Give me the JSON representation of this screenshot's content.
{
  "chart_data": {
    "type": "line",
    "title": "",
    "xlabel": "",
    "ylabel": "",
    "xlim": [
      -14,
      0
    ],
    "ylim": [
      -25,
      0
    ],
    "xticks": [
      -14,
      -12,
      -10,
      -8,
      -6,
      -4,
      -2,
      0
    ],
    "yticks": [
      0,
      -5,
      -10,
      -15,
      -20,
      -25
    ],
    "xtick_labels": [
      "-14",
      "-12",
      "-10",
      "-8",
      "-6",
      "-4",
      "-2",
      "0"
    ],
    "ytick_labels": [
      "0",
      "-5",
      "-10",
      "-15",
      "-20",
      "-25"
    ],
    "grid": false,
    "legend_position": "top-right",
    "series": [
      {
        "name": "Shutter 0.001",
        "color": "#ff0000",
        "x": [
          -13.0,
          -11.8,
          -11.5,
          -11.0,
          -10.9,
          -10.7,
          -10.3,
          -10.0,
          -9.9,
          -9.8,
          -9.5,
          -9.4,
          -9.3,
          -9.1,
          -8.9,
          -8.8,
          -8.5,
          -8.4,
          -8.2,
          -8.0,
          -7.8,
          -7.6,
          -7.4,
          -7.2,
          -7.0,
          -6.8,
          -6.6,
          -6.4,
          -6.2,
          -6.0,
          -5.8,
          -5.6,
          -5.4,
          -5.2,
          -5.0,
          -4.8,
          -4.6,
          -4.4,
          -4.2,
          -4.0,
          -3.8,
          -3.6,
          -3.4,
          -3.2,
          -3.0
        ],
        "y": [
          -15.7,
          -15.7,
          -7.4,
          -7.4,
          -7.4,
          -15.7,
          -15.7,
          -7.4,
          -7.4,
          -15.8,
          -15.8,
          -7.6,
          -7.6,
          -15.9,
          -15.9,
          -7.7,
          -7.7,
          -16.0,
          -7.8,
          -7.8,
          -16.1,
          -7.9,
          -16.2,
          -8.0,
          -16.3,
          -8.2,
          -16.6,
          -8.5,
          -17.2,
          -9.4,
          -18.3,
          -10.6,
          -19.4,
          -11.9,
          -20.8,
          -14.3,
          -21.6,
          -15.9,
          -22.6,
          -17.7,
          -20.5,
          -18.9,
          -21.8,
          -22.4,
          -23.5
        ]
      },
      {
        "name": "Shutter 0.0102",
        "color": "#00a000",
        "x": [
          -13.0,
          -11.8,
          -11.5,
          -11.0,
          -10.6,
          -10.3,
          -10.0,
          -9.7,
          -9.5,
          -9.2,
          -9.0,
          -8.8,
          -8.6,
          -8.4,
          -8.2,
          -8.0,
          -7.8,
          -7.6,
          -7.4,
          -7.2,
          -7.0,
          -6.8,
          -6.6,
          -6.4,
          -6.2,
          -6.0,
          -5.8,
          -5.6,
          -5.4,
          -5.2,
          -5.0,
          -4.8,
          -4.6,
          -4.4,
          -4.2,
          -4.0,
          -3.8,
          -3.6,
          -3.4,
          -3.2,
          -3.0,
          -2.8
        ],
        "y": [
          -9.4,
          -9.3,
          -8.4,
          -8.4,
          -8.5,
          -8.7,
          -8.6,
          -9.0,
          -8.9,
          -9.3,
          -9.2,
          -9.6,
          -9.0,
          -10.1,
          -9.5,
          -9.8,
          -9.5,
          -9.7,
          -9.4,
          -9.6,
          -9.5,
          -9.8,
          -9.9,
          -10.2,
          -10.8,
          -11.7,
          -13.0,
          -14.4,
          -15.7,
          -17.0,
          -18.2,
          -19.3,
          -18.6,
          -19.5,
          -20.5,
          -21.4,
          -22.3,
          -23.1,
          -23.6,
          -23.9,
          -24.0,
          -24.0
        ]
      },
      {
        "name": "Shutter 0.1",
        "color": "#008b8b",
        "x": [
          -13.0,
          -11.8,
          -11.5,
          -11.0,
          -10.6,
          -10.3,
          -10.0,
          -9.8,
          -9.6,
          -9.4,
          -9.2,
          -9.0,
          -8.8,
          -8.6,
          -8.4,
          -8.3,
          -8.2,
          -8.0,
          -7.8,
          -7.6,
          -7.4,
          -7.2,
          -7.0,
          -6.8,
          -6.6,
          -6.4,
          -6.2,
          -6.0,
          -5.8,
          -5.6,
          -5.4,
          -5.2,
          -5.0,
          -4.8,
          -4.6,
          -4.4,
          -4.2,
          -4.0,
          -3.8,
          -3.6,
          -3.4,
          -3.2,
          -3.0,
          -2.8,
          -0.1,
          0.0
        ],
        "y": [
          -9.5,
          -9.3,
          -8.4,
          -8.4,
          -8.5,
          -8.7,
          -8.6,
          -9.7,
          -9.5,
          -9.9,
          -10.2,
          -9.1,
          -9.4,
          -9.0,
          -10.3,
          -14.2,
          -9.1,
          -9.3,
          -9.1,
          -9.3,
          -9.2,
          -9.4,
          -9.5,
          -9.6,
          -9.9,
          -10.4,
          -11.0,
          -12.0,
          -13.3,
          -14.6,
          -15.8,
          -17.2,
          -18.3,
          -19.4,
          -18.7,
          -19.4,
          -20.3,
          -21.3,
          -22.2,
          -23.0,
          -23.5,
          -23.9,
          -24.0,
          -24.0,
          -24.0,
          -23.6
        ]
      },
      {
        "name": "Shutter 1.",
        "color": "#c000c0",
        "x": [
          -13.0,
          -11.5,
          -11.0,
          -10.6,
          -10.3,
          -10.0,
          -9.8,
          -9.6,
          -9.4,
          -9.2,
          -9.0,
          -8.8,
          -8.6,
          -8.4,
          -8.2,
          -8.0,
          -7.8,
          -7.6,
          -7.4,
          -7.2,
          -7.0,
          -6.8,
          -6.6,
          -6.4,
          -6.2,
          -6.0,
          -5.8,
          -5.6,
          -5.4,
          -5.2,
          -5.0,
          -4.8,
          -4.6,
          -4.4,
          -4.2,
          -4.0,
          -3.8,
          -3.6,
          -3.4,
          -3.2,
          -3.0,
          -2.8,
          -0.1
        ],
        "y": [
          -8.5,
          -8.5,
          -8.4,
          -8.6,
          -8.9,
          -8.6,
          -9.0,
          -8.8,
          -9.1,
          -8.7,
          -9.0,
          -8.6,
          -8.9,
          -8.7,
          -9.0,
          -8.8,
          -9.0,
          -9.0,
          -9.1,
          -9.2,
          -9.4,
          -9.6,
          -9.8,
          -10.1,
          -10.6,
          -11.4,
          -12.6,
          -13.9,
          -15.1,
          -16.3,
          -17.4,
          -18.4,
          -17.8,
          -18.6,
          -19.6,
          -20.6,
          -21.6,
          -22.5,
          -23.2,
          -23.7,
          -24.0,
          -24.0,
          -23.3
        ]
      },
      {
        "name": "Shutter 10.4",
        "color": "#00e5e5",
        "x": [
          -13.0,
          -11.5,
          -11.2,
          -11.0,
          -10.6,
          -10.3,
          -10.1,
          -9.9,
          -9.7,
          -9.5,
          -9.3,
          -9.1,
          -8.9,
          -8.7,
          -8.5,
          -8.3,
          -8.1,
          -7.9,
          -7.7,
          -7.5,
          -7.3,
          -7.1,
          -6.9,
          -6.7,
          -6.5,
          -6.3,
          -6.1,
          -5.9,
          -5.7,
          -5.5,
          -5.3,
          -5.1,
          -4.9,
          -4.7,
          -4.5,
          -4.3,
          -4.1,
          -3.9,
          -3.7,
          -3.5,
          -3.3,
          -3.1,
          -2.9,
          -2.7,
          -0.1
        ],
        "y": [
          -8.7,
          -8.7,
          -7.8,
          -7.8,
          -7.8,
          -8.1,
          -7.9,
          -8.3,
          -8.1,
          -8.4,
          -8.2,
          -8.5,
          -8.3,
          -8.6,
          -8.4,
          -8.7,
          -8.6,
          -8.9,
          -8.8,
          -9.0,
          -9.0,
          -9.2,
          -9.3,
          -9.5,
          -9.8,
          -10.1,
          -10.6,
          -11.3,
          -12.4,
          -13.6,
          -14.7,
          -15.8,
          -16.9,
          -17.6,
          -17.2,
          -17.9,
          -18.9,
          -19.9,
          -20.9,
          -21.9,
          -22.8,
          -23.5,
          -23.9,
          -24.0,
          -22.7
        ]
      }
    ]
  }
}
====
How many of the lines above include the word "color"? Respond with the number alone.

**The output**
5